◆ What needs to be done: Reproduce every line that appears below, precisely and completely.
= = = = =
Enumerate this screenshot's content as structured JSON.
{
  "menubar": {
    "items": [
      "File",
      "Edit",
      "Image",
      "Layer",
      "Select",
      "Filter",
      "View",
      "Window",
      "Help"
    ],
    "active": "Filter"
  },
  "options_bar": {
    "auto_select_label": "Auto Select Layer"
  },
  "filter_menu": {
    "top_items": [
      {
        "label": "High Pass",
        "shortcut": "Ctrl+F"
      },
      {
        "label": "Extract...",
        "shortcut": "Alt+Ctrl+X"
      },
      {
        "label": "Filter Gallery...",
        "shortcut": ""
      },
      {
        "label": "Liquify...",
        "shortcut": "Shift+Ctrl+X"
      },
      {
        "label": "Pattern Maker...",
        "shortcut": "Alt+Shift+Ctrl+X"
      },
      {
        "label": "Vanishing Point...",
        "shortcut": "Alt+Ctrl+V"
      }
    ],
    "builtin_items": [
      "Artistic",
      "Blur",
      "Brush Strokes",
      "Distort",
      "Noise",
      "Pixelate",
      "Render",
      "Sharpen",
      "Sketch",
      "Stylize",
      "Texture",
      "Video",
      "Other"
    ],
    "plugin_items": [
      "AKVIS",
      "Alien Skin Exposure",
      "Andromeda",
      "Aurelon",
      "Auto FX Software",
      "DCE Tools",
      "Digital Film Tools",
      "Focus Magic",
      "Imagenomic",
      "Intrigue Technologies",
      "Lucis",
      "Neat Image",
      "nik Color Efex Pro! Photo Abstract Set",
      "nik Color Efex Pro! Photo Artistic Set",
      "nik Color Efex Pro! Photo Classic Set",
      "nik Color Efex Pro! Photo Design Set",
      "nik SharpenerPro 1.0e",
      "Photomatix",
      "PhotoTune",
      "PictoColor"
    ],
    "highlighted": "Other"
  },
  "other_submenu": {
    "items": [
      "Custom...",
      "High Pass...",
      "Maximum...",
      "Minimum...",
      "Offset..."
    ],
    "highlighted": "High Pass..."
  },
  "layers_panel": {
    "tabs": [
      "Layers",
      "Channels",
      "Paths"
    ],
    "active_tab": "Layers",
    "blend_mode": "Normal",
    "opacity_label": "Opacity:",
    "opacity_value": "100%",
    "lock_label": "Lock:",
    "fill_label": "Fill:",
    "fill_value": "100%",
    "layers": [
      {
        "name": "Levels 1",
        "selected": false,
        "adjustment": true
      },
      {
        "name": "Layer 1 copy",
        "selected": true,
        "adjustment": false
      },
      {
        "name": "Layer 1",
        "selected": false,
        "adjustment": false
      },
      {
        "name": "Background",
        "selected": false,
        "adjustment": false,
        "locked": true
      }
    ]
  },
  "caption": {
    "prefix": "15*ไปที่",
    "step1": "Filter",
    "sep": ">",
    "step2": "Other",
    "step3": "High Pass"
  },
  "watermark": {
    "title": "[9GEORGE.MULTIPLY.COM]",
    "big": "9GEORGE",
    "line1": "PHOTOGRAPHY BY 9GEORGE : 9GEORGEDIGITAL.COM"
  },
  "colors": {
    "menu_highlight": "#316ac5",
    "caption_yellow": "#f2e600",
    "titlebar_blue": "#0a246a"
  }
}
= = = = =
◆ Expected answer:
Enumerate this screenshot's content as structured JSON.
{
  "menubar": {
    "items": [
      "File",
      "Edit",
      "Image",
      "Layer",
      "Select",
      "Filter",
      "View",
      "Window",
      "Help"
    ],
    "active": "Filter"
  },
  "options_bar": {
    "auto_select_label": "Auto Select Layer"
  },
  "filter_menu": {
    "top_items": [
      {
        "label": "High Pass",
        "shortcut": "Ctrl+F"
      },
      {
        "label": "Extract...",
        "shortcut": "Alt+Ctrl+X"
      },
      {
        "label": "Filter Gallery...",
        "shortcut": ""
      },
      {
        "label": "Liquify...",
        "shortcut": "Shift+Ctrl+X"
      },
      {
        "label": "Pattern Maker...",
        "shortcut": "Alt+Shift+Ctrl+X"
      },
      {
        "label": "Vanishing Point...",
        "shortcut": "Alt+Ctrl+V"
      }
    ],
    "builtin_items": [
      "Artistic",
      "Blur",
      "Brush Strokes",
      "Distort",
      "Noise",
      "Pixelate",
      "Render",
      "Sharpen",
      "Sketch",
      "Stylize",
      "Texture",
      "Video",
      "Other"
    ],
    "plugin_items": [
      "AKVIS",
      "Alien Skin Exposure",
      "Andromeda",
      "Aurelon",
      "Auto FX Software",
      "DCE Tools",
      "Digital Film Tools",
      "Focus Magic",
      "Imagenomic",
      "Intrigue Technologies",
      "Lucis",
      "Neat Image",
      "nik Color Efex Pro! Photo Abstract Set",
      "nik Color Efex Pro! Photo Artistic Set",
      "nik Color Efex Pro! Photo Classic Set",
      "nik Color Efex Pro! Photo Design Set",
      "nik SharpenerPro 1.0e",
      "Photomatix",
      "PhotoTune",
      "PictoColor"
    ],
    "highlighted": "Other"
  },
  "other_submenu": {
    "items": [
      "Custom...",
      "High Pass...",
      "Maximum...",
      "Minimum...",
      "Offset..."
    ],
    "highlighted": "High Pass..."
  },
  "layers_panel": {
    "tabs": [
      "Layers",
      "Channels",
      "Paths"
    ],
    "active_tab": "Layers",
    "blend_mode": "Normal",
    "opacity_label": "Opacity:",
    "opacity_value": "100%",
    "lock_label": "Lock:",
    "fill_label": "Fill:",
    "fill_value": "100%",
    "layers": [
      {
        "name": "Levels 1",
        "selected": false,
        "adjustment": true
      },
      {
        "name": "Layer 1 copy",
        "selected": true,
        "adjustment": false
      },
      {
        "name": "Layer 1",
        "selected": false,
        "adjustment": false
      },
      {
        "name": "Background",
        "selected": false,
        "adjustment": false,
        "locked": true
      }
    ]
  },
  "caption": {
    "prefix": "15*ไปที่",
    "step1": "Filter",
    "sep": ">",
    "step2": "Other",
    "step3": "High Pass"
  },
  "watermark": {
    "title": "[9GEORGE.MULTIPLY.COM]",
    "big": "9GEORGE",
    "line1": "PHOTOGRAPHY BY 9GEORGE : 9GEORGEDIGITAL.COM"
  },
  "colors": {
    "menu_highlight": "#316ac5",
    "caption_yellow": "#f2e600",
    "titlebar_blue": "#0a246a"
  }
}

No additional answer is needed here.